→ Text to read
+++

The SPO deliberately dealt with potential outside threats to the program by bringing them into the program in a leadership or policy function, even if only titular in nature.  Thus SPO systematically drew critics of the FBM into the program and maneuvered them into a position where they were a part of the schedule.  Scientists and academics, especially doubters, were targeted for special briefings.  The SPO set up a slush fund to pursue outside suggestions.  The SPO sought private shipbuilding companies (versus contracting to public shipyards) to ensure wider political support. Because time-frames were critical, the SPO demanded and got personal pledges from contractors, and even from the contractor's employees, that their work would be completed on time.

The SPO frequently used "goodwill" to achieve their ends.  An example was the number of ballistic missiles each submarine was to carry.  By merely stretching the boat, it was possible to carry between 2 and 48 missiles.  The SPO originally suggested 32 as a compromise.  The old WW II submarine skippers refused, saying this would make the boat too long to maneuver easily.  To please the senior captains, the SPO asked them to record, on a piece of paper, their preference.  When these were all drawn from a hat, added up and then averaged, the SPO reduced the number of missiles to 16!

Incidentally, the SPO never achieved its goal of total control over the FBM project.  The Navy's Nuclear Propulsion Directorate, headed by Admiral Hyman Rickover and the Bureau of Ships demanded -- and got -- a share in the project.  At the time, Rickover set the qualifications for and selected nuclear submariners - but this is the subject of a separate review.

+++

→ Material
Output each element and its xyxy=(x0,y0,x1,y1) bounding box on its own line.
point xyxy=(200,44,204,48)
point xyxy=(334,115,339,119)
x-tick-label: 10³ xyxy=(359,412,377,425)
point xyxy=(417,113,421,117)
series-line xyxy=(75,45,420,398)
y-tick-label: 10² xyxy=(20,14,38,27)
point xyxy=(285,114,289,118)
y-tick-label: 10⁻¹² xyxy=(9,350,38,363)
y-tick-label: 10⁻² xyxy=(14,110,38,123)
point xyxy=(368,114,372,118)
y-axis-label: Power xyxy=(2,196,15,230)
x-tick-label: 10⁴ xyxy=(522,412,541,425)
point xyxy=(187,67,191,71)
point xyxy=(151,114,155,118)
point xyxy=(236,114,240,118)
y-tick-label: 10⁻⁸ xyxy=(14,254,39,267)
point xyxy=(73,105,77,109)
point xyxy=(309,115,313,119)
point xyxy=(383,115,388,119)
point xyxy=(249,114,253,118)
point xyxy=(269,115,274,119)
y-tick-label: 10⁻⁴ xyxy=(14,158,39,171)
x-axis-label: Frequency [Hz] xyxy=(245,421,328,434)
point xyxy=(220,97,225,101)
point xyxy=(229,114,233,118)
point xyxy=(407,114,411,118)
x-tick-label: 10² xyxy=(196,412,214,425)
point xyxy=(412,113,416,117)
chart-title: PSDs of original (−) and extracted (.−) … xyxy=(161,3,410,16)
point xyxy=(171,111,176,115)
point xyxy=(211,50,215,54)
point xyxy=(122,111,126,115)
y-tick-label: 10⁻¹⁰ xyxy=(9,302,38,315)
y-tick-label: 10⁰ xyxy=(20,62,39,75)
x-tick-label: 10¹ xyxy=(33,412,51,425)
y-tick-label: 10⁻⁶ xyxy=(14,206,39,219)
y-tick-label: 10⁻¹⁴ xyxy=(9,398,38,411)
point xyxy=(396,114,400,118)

+++

→ Work instructions
Copy out the passage on the SPO's management of the FBM program word for word, from its first sentence through its last.

→ Answer for the task
The SPO deliberately dealt with potential outside threats to the program by bringing them into the program in a leadership or policy function, even if only titular in nature.  Thus SPO systematically drew critics of the FBM into the program and maneuvered them into a position where they were a part of the schedule.  Scientists and academics, especially doubters, were targeted for special briefings.  The SPO set up a slush fund to pursue outside suggestions.  The SPO sought private shipbuilding companies (versus contracting to public shipyards) to ensure wider political support. Because time-frames were critical, the SPO demanded and got personal pledges from contractors, and even from the contractor's employees, that their work would be completed on time.

The SPO frequently used "goodwill" to achieve their ends.  An example was the number of ballistic missiles each submarine was to carry.  By merely stretching the boat, it was possible to carry between 2 and 48 missiles.  The SPO originally suggested 32 as a compromise.  The old WW II submarine skippers refused, saying this would make the boat too long to maneuver easily.  To please the senior captains, the SPO asked them to record, on a piece of paper, their preference.  When these were all drawn from a hat, added up and then averaged, the SPO reduced the number of missiles to 16!

Incidentally, the SPO never achieved its goal of total control over the FBM project.  The Navy's Nuclear Propulsion Directorate, headed by Admiral Hyman Rickover and the Bureau of Ships demanded -- and got -- a share in the project.  At the time, Rickover set the qualifications for and selected nuclear submariners - but this is the subject of a separate review.